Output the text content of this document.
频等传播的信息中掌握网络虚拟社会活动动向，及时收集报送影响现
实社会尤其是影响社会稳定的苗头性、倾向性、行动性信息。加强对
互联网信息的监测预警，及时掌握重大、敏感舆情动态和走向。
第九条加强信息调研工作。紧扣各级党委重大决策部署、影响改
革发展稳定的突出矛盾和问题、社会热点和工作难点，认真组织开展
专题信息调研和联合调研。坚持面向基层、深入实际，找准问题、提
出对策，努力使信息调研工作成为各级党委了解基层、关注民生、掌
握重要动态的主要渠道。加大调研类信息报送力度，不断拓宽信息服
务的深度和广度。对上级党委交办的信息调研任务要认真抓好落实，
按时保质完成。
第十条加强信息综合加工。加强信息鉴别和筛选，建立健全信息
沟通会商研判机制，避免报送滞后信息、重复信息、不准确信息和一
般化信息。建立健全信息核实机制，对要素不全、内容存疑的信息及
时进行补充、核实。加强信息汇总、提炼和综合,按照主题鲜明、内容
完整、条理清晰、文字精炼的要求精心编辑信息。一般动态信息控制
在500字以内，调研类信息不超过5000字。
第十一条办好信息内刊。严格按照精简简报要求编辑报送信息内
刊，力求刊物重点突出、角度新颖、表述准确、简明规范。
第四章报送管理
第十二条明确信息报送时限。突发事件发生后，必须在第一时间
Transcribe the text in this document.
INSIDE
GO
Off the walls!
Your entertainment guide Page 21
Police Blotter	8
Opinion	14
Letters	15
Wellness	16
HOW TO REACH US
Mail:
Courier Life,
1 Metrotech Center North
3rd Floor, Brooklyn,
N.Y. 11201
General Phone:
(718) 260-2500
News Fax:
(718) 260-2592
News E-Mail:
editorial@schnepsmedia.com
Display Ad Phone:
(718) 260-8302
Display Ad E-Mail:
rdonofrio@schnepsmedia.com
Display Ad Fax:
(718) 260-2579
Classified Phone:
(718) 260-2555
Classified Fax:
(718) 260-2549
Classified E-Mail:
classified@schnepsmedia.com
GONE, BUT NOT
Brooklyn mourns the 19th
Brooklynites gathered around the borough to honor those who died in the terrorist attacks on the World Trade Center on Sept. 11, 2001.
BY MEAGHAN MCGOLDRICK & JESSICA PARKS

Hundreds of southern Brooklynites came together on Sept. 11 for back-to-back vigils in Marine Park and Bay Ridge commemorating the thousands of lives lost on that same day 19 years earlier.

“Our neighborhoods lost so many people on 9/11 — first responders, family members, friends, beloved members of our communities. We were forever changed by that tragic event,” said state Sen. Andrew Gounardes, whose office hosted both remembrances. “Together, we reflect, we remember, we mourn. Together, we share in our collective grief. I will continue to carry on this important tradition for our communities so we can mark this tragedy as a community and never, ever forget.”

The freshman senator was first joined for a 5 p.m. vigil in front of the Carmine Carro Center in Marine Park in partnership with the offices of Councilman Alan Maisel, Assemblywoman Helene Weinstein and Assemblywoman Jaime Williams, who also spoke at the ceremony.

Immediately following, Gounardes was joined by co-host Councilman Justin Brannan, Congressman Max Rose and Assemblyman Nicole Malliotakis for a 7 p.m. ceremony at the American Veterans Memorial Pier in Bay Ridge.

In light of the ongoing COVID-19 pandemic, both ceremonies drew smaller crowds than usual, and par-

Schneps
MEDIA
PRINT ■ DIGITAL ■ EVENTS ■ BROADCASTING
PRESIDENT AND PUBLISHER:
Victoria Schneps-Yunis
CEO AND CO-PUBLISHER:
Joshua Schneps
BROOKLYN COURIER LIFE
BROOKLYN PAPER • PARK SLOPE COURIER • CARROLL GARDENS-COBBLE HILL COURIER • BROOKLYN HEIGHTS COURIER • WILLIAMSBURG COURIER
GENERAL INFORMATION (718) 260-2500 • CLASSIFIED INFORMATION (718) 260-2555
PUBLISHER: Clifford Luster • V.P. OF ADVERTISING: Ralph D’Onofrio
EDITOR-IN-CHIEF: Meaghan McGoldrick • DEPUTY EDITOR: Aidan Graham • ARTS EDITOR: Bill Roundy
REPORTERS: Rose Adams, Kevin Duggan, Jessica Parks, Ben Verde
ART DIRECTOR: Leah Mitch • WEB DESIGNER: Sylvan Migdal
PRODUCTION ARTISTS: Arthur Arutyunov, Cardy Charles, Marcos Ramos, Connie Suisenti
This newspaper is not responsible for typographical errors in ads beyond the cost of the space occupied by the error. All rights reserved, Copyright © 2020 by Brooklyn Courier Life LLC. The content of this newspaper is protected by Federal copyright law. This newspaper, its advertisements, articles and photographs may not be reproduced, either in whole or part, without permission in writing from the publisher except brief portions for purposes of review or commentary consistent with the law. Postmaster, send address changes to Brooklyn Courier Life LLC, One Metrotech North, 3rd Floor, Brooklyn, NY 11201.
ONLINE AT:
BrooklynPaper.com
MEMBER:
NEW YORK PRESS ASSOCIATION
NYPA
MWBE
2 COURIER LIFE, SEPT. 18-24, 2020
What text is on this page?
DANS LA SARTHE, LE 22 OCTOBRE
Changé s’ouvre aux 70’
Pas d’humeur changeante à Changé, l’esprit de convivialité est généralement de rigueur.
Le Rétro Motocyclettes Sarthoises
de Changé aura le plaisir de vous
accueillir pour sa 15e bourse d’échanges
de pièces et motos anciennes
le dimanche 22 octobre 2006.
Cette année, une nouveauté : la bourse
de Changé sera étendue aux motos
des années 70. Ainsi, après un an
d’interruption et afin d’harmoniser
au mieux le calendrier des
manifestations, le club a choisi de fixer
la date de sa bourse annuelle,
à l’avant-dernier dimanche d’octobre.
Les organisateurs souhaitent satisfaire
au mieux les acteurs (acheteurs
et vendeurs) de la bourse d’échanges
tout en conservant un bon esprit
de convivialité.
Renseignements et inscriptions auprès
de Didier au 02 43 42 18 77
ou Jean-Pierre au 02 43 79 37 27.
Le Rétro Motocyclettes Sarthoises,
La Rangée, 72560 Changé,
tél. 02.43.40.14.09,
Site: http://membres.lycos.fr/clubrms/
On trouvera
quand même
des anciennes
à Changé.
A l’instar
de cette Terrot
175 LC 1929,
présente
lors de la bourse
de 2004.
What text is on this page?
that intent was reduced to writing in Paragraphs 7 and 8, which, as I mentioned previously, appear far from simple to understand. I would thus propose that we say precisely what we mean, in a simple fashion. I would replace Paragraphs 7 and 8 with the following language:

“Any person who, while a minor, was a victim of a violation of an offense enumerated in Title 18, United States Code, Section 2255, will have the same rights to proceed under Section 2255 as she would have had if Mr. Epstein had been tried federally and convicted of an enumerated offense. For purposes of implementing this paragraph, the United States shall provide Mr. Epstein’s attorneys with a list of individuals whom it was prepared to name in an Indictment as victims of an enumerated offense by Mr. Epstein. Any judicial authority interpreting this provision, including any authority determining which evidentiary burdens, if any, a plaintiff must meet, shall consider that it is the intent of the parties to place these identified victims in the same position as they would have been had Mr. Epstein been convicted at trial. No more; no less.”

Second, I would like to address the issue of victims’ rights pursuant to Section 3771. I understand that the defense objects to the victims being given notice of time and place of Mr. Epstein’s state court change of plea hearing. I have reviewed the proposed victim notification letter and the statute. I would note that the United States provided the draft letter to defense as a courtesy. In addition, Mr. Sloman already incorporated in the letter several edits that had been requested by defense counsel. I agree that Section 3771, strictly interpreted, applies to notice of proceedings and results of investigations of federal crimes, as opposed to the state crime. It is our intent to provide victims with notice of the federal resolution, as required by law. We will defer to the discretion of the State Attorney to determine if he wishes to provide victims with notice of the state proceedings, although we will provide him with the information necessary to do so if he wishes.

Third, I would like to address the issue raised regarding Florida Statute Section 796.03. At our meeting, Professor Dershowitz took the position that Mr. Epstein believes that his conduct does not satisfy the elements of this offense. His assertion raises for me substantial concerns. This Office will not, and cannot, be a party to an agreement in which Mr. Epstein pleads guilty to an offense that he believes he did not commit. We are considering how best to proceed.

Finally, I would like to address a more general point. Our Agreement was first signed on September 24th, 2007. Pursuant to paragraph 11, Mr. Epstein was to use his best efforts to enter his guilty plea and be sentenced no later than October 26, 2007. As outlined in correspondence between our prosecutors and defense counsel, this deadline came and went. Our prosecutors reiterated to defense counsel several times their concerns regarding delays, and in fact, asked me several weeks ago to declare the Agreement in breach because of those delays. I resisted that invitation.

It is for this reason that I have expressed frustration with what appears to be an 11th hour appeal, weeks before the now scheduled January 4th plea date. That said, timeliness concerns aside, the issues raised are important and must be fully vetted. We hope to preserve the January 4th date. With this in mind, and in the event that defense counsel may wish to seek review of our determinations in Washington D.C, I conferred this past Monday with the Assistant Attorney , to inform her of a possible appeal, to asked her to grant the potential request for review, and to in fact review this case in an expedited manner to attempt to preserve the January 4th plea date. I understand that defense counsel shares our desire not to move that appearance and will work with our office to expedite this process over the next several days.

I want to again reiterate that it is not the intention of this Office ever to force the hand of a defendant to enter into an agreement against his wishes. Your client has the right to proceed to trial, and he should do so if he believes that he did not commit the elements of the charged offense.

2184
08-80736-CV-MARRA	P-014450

__Aim__. Which lines contain "Display"? Copy each of them out.

__Answer to this problem__.
Display Ad Phone:
Display Ad E-Mail:
Display Ad Fax:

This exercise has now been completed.